SOURCE RECORDS:
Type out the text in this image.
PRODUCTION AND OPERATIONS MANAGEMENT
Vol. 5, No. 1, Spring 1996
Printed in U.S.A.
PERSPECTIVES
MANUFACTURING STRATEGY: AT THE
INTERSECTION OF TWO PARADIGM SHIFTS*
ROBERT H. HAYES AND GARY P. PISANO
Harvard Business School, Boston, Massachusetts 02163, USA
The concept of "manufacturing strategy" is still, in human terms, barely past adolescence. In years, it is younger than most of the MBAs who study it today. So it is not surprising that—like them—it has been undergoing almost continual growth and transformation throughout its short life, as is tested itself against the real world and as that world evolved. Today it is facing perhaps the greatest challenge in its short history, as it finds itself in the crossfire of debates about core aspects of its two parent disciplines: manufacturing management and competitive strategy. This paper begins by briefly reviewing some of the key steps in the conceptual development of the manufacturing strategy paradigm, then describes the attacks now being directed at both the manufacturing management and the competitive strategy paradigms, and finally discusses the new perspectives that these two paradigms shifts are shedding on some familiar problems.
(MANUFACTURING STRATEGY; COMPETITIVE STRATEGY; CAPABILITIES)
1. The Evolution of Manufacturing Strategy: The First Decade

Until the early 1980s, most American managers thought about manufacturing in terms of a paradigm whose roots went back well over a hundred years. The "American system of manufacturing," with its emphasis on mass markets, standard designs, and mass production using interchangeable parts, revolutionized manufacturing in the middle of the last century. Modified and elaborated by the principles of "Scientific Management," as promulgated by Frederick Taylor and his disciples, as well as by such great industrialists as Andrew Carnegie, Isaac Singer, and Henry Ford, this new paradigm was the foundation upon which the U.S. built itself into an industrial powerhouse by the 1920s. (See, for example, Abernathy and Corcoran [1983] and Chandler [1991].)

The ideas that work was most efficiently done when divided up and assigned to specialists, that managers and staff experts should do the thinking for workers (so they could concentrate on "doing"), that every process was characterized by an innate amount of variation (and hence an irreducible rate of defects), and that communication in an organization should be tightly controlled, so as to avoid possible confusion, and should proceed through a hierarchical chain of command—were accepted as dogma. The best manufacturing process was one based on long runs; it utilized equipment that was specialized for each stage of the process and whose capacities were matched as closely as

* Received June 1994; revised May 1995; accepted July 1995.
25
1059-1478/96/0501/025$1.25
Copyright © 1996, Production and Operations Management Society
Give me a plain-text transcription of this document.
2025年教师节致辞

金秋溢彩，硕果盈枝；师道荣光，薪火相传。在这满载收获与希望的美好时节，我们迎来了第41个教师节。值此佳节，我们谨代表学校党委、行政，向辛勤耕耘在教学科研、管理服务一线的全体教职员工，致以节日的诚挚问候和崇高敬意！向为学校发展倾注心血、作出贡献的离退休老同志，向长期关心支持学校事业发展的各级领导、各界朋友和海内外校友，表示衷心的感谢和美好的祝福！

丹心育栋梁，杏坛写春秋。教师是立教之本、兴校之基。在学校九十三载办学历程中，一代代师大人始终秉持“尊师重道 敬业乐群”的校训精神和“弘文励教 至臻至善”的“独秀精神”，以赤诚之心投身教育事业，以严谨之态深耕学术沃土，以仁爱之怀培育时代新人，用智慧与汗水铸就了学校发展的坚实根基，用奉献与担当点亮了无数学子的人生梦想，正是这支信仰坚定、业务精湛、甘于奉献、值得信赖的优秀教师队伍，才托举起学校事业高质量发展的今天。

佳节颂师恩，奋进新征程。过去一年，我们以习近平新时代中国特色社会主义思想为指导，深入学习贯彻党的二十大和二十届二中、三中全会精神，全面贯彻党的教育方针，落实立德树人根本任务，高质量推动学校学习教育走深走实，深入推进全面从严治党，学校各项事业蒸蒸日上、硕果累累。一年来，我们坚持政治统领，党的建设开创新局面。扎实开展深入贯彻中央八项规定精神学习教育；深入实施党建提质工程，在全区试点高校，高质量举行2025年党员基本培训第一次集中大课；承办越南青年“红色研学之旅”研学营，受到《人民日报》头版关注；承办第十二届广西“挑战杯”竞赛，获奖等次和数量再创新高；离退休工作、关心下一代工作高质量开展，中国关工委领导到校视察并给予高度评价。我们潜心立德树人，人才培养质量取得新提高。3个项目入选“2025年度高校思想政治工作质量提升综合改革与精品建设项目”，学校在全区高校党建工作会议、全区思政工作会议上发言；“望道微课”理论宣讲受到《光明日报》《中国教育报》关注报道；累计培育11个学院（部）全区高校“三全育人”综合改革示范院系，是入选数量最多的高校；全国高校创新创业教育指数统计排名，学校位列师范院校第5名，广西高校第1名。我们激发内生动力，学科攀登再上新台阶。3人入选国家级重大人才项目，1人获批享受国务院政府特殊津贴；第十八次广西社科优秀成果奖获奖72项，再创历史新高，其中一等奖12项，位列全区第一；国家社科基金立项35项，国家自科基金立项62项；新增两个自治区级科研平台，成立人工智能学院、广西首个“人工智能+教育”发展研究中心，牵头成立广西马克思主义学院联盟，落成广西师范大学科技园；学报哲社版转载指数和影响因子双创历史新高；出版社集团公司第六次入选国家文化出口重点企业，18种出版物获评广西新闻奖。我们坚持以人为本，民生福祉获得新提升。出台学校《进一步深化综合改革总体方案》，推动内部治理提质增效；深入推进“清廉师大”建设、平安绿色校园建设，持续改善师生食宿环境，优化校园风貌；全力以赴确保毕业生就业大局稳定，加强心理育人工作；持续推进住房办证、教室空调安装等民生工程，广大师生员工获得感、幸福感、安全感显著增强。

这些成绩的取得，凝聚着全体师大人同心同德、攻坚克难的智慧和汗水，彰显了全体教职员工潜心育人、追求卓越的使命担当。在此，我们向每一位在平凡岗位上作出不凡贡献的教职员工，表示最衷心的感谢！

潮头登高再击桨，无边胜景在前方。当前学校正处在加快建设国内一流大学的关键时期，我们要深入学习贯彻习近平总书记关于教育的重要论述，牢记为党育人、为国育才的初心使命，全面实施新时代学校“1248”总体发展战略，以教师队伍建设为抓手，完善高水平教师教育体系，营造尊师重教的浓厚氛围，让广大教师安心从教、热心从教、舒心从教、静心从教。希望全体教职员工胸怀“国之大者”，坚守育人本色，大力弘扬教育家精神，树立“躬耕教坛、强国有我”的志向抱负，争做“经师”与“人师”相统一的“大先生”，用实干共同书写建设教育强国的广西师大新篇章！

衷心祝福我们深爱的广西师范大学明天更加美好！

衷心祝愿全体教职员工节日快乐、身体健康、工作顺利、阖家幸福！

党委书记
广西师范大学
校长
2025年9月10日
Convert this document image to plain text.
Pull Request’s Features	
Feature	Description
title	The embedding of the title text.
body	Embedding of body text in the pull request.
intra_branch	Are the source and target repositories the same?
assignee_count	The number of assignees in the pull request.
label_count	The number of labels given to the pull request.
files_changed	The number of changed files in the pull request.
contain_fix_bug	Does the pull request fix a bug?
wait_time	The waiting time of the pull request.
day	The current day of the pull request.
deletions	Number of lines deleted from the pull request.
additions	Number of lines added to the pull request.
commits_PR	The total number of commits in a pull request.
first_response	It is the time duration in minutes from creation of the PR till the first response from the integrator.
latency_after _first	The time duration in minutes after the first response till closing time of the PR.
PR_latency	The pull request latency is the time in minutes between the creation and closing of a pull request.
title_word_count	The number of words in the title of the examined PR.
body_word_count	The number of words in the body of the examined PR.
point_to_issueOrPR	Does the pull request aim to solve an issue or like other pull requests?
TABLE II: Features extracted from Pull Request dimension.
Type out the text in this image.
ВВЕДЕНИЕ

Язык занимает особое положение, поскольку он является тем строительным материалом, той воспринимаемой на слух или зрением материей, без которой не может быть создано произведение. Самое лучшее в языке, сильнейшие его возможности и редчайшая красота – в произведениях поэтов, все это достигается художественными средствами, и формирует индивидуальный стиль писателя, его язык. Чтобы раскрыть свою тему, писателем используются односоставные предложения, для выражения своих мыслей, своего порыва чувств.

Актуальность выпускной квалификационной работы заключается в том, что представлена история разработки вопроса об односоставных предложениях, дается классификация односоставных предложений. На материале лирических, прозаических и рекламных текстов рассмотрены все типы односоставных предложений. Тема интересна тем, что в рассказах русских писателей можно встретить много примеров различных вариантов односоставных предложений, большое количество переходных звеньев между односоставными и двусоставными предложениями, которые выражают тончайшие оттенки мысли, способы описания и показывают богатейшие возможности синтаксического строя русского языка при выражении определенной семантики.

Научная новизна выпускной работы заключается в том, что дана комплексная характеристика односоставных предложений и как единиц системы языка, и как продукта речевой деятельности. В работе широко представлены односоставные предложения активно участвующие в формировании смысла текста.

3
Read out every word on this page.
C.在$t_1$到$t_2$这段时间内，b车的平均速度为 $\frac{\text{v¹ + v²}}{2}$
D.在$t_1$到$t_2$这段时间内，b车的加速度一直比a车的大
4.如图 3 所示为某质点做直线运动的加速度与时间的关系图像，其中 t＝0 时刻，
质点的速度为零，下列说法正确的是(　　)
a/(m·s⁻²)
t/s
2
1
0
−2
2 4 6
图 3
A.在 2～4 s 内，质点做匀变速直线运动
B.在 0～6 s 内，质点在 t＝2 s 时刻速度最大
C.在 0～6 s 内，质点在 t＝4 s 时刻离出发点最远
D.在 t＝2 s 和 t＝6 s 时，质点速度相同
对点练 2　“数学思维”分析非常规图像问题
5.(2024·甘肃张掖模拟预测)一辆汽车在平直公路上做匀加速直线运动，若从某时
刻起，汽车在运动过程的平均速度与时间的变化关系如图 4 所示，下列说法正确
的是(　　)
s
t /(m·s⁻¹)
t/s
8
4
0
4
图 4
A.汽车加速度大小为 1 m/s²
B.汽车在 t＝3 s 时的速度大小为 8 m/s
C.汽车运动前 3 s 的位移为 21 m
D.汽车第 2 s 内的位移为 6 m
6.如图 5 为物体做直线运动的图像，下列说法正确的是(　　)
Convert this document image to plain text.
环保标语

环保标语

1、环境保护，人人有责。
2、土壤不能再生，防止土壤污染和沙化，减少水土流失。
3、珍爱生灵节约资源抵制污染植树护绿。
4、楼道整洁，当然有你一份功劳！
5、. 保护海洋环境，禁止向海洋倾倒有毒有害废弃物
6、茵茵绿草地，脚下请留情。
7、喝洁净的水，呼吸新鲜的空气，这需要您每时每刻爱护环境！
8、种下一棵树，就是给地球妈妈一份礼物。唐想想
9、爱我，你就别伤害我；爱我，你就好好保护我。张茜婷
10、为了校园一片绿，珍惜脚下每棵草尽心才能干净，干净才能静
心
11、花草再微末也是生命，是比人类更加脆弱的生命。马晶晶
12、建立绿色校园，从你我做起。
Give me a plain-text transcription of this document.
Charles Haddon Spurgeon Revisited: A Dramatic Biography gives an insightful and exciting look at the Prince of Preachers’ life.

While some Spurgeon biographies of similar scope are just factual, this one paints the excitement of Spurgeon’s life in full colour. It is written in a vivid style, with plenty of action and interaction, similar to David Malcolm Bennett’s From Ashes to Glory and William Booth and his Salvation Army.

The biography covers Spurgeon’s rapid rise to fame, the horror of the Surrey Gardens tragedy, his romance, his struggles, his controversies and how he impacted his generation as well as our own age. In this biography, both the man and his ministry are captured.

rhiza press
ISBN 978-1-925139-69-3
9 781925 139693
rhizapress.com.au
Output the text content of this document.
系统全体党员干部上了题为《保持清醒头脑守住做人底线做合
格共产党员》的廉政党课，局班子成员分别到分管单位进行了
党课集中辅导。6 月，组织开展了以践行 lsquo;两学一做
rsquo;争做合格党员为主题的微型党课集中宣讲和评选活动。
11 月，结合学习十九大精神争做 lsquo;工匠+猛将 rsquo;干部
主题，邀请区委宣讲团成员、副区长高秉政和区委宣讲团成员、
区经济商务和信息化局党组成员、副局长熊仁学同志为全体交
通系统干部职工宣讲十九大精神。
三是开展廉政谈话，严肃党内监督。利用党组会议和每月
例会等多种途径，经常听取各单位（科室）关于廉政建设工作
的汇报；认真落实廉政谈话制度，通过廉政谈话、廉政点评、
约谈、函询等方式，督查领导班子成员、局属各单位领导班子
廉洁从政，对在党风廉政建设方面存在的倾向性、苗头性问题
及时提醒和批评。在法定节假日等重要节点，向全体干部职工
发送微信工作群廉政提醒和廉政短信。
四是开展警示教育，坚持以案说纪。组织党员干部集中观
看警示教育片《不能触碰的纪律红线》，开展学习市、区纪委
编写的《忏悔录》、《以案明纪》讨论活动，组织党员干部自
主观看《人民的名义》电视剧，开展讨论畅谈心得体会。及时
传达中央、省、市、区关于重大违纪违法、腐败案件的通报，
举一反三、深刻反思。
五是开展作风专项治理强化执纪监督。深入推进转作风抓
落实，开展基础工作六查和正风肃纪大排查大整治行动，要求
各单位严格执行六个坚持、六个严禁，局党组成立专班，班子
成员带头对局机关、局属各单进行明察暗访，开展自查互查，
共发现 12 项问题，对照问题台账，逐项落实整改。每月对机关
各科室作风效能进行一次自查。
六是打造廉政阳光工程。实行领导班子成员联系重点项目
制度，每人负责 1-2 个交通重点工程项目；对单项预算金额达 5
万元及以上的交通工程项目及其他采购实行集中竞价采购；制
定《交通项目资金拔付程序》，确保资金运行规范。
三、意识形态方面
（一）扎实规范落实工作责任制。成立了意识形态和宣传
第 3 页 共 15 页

WORK TO BE COMPLETED:
Search the lines above for the string "minutes", then show every one that has it.

PROBLEM SOLUTION:
first_response	It is the time duration in minutes from creation of the PR till the first response from the integrator.
latency_after _first	The time duration in minutes after the first response till closing time of the PR.
PR_latency	The pull request latency is the time in minutes between the creation and closing of a pull request.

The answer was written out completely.